Rewrite all of the records below, changing every occurrence of "Mensual" to "Trimestral" and leaving everything else unchanged. Leave the pictures out of the answer.
▬▬▬▬▬▬
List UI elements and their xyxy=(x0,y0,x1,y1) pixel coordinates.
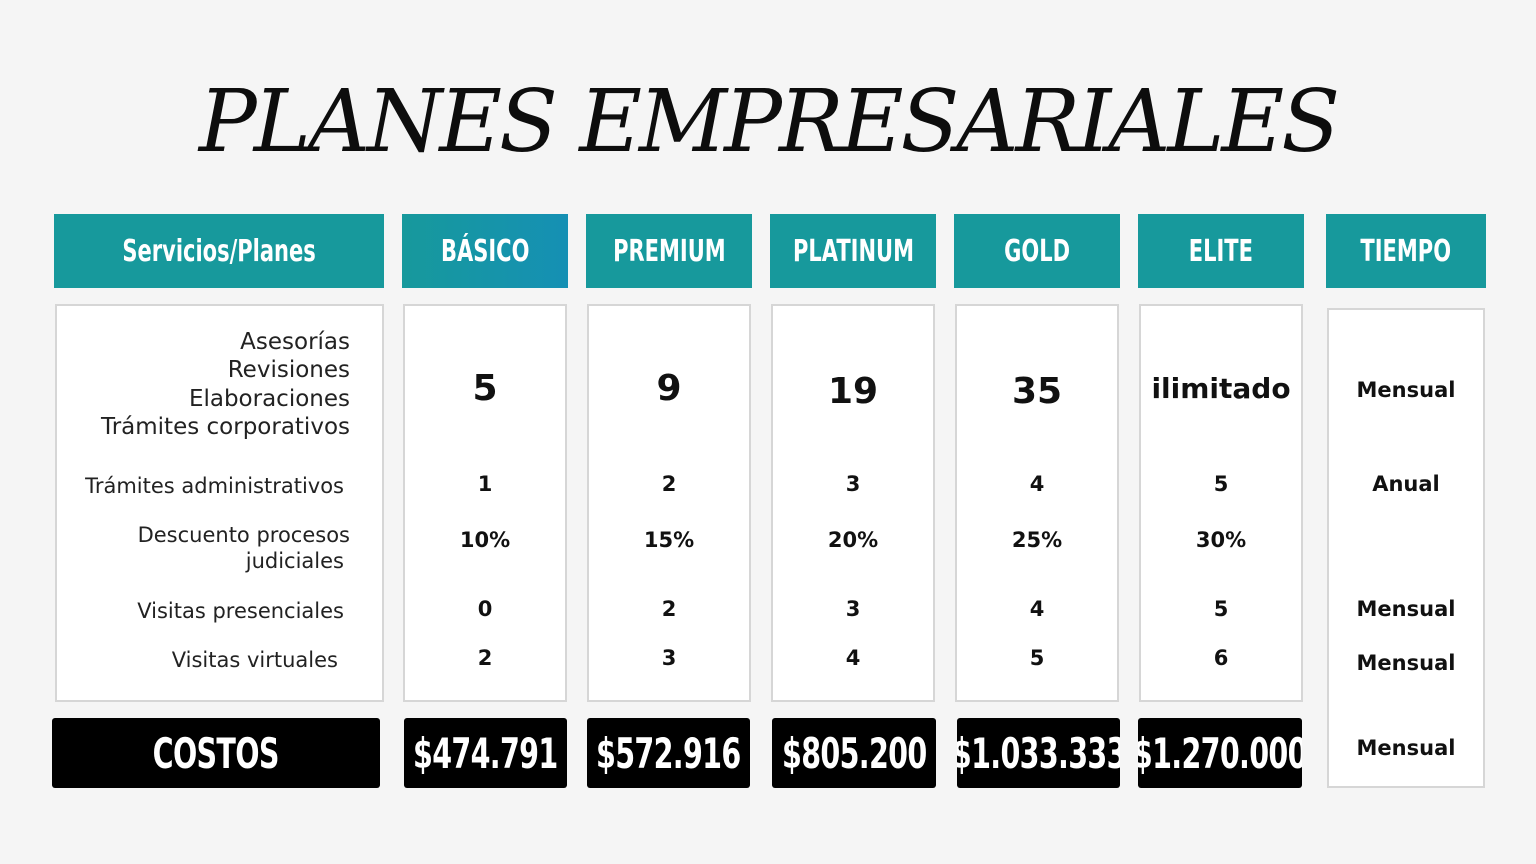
basico-admin-value: 1 xyxy=(477,472,493,496)
header-basico-label: BÁSICO xyxy=(440,233,530,269)
service-visitas-presenciales: Visitas presenciales xyxy=(137,599,344,623)
premium-descuento-value: 15% xyxy=(643,528,695,552)
plan-box-platinum: 19 3 20% 3 4 xyxy=(771,304,935,702)
plan-box-gold: 35 4 25% 4 5 xyxy=(955,304,1119,702)
premium-virtuales-value: 3 xyxy=(661,646,677,670)
header-gold: GOLD xyxy=(954,214,1120,288)
header-basico: BÁSICO xyxy=(402,214,568,288)
basico-presenciales-value: 0 xyxy=(477,597,493,621)
service-descuento-line2: judiciales xyxy=(245,549,344,573)
service-tramites-corporativos: Trámites corporativos xyxy=(101,414,350,440)
cost-elite-value: $1.270.000 xyxy=(1138,728,1302,778)
elite-admin-value: 5 xyxy=(1213,472,1229,496)
service-asesorias: Asesorías xyxy=(240,329,350,355)
cost-basico-value: $474.791 xyxy=(413,728,558,778)
header-platinum-label: PLATINUM xyxy=(792,233,914,269)
platinum-descuento-value: 20% xyxy=(827,528,879,552)
platinum-admin-value: 3 xyxy=(845,472,861,496)
tiempo-presenciales-value: Mensual xyxy=(1356,597,1456,621)
header-platinum: PLATINUM xyxy=(770,214,936,288)
platinum-virtuales-value: 4 xyxy=(845,646,861,670)
elite-descuento-value: 30% xyxy=(1195,528,1247,552)
gold-presenciales-value: 4 xyxy=(1029,597,1045,621)
platinum-main-value: 19 xyxy=(827,371,879,412)
tiempo-virtuales-value: Mensual xyxy=(1356,651,1456,675)
basico-main-value: 5 xyxy=(472,368,498,409)
gold-virtuales-value: 5 xyxy=(1029,646,1045,670)
tiempo-main-value: Mensual xyxy=(1356,378,1456,402)
elite-main-value: ilimitado xyxy=(1151,372,1291,405)
service-tramites-administrativos: Trámites administrativos xyxy=(85,474,344,498)
header-elite: ELITE xyxy=(1138,214,1304,288)
tiempo-box: Mensual Anual Mensual Mensual Mensual xyxy=(1327,308,1485,788)
plan-box-basico: 5 1 10% 0 2 xyxy=(403,304,567,702)
elite-virtuales-value: 6 xyxy=(1213,646,1229,670)
gold-descuento-value: 25% xyxy=(1011,528,1063,552)
service-visitas-virtuales: Visitas virtuales xyxy=(171,648,338,672)
cost-gold-value: $1.033.333 xyxy=(957,728,1120,778)
cost-basico: $474.791 xyxy=(404,718,567,788)
cost-premium: $572.916 xyxy=(587,718,750,788)
premium-main-value: 9 xyxy=(656,368,682,409)
elite-presenciales-value: 5 xyxy=(1213,597,1229,621)
cost-gold: $1.033.333 xyxy=(957,718,1120,788)
gold-main-value: 35 xyxy=(1011,371,1063,412)
premium-admin-value: 2 xyxy=(661,472,677,496)
header-services-plans: Servicios/Planes xyxy=(54,214,384,288)
platinum-presenciales-value: 3 xyxy=(845,597,861,621)
costs-label-bar: COSTOS xyxy=(52,718,380,788)
plan-box-premium: 9 2 15% 2 3 xyxy=(587,304,751,702)
basico-virtuales-value: 2 xyxy=(477,646,493,670)
cost-elite: $1.270.000 xyxy=(1138,718,1302,788)
tiempo-admin-value: Anual xyxy=(1372,472,1440,496)
cost-platinum: $805.200 xyxy=(772,718,936,788)
header-premium-label: PREMIUM xyxy=(612,233,726,269)
header-gold-label: GOLD xyxy=(1004,233,1070,269)
header-services-plans-label: Servicios/Planes xyxy=(122,233,316,269)
cost-platinum-value: $805.200 xyxy=(781,728,927,778)
header-tiempo-label: TIEMPO xyxy=(1360,233,1452,269)
costs-label: COSTOS xyxy=(152,728,280,778)
tiempo-cost-value: Mensual xyxy=(1356,736,1456,760)
header-premium: PREMIUM xyxy=(586,214,752,288)
gold-admin-value: 4 xyxy=(1029,472,1045,496)
cost-premium-value: $572.916 xyxy=(596,728,741,778)
services-box: Asesorías Revisiones Elaboraciones Trámi… xyxy=(55,304,384,702)
service-revisiones: Revisiones xyxy=(227,357,350,383)
service-elaboraciones: Elaboraciones xyxy=(188,386,350,412)
service-descuento-line1: Descuento procesos xyxy=(137,523,350,547)
basico-descuento-value: 10% xyxy=(459,528,511,552)
plan-box-elite: ilimitado 5 30% 5 6 xyxy=(1139,304,1303,702)
header-tiempo: TIEMPO xyxy=(1326,214,1486,288)
premium-presenciales-value: 2 xyxy=(661,597,677,621)
header-elite-label: ELITE xyxy=(1188,233,1254,269)
page-title: PLANES EMPRESARIALES xyxy=(198,72,1340,172)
▬▬▬▬▬▬
• **Written answer**
List UI elements and their xyxy=(x0,y0,x1,y1) pixel coordinates.
basico-admin-value: 1 xyxy=(477,472,493,496)
header-basico-label: BÁSICO xyxy=(440,233,530,269)
service-visitas-presenciales: Visitas presenciales xyxy=(137,599,344,623)
premium-descuento-value: 15% xyxy=(643,528,695,552)
plan-box-platinum: 19 3 20% 3 4 xyxy=(771,304,935,702)
plan-box-gold: 35 4 25% 4 5 xyxy=(955,304,1119,702)
premium-virtuales-value: 3 xyxy=(661,646,677,670)
header-gold: GOLD xyxy=(954,214,1120,288)
header-basico: BÁSICO xyxy=(402,214,568,288)
basico-presenciales-value: 0 xyxy=(477,597,493,621)
service-descuento-line2: judiciales xyxy=(245,549,344,573)
service-tramites-corporativos: Trámites corporativos xyxy=(101,414,350,440)
cost-elite-value: $1.270.000 xyxy=(1138,728,1302,778)
elite-admin-value: 5 xyxy=(1213,472,1229,496)
service-asesorias: Asesorías xyxy=(240,329,350,355)
cost-basico-value: $474.791 xyxy=(413,728,558,778)
header-platinum-label: PLATINUM xyxy=(792,233,914,269)
platinum-descuento-value: 20% xyxy=(827,528,879,552)
platinum-admin-value: 3 xyxy=(845,472,861,496)
tiempo-presenciales-value: Trimestral xyxy=(1356,597,1456,621)
header-platinum: PLATINUM xyxy=(770,214,936,288)
platinum-virtuales-value: 4 xyxy=(845,646,861,670)
elite-descuento-value: 30% xyxy=(1195,528,1247,552)
gold-presenciales-value: 4 xyxy=(1029,597,1045,621)
platinum-main-value: 19 xyxy=(827,371,879,412)
tiempo-virtuales-value: Trimestral xyxy=(1356,651,1456,675)
basico-main-value: 5 xyxy=(472,368,498,409)
gold-virtuales-value: 5 xyxy=(1029,646,1045,670)
tiempo-main-value: Trimestral xyxy=(1356,378,1456,402)
elite-main-value: ilimitado xyxy=(1151,372,1291,405)
service-tramites-administrativos: Trámites administrativos xyxy=(85,474,344,498)
header-elite: ELITE xyxy=(1138,214,1304,288)
tiempo-box: Trimestral Anual Trimestral Trimestral Trimestral xyxy=(1327,308,1485,788)
plan-box-basico: 5 1 10% 0 2 xyxy=(403,304,567,702)
elite-virtuales-value: 6 xyxy=(1213,646,1229,670)
gold-descuento-value: 25% xyxy=(1011,528,1063,552)
service-visitas-virtuales: Visitas virtuales xyxy=(171,648,338,672)
cost-gold-value: $1.033.333 xyxy=(957,728,1120,778)
cost-basico: $474.791 xyxy=(404,718,567,788)
cost-premium: $572.916 xyxy=(587,718,750,788)
premium-main-value: 9 xyxy=(656,368,682,409)
elite-presenciales-value: 5 xyxy=(1213,597,1229,621)
cost-gold: $1.033.333 xyxy=(957,718,1120,788)
gold-main-value: 35 xyxy=(1011,371,1063,412)
premium-admin-value: 2 xyxy=(661,472,677,496)
header-services-plans: Servicios/Planes xyxy=(54,214,384,288)
platinum-presenciales-value: 3 xyxy=(845,597,861,621)
costs-label-bar: COSTOS xyxy=(52,718,380,788)
plan-box-premium: 9 2 15% 2 3 xyxy=(587,304,751,702)
basico-virtuales-value: 2 xyxy=(477,646,493,670)
cost-elite: $1.270.000 xyxy=(1138,718,1302,788)
tiempo-admin-value: Anual xyxy=(1372,472,1440,496)
cost-platinum: $805.200 xyxy=(772,718,936,788)
header-premium-label: PREMIUM xyxy=(612,233,726,269)
header-gold-label: GOLD xyxy=(1004,233,1070,269)
header-services-plans-label: Servicios/Planes xyxy=(122,233,316,269)
cost-platinum-value: $805.200 xyxy=(781,728,927,778)
header-tiempo-label: TIEMPO xyxy=(1360,233,1452,269)
costs-label: COSTOS xyxy=(152,728,280,778)
tiempo-cost-value: Trimestral xyxy=(1356,736,1456,760)
header-premium: PREMIUM xyxy=(586,214,752,288)
gold-admin-value: 4 xyxy=(1029,472,1045,496)
cost-premium-value: $572.916 xyxy=(596,728,741,778)
services-box: Asesorías Revisiones Elaboraciones Trámi… xyxy=(55,304,384,702)
service-revisiones: Revisiones xyxy=(227,357,350,383)
service-elaboraciones: Elaboraciones xyxy=(188,386,350,412)
service-descuento-line1: Descuento procesos xyxy=(137,523,350,547)
basico-descuento-value: 10% xyxy=(459,528,511,552)
plan-box-elite: ilimitado 5 30% 5 6 xyxy=(1139,304,1303,702)
header-tiempo: TIEMPO xyxy=(1326,214,1486,288)
premium-presenciales-value: 2 xyxy=(661,597,677,621)
header-elite-label: ELITE xyxy=(1188,233,1254,269)
page-title: PLANES EMPRESARIALES xyxy=(198,72,1340,172)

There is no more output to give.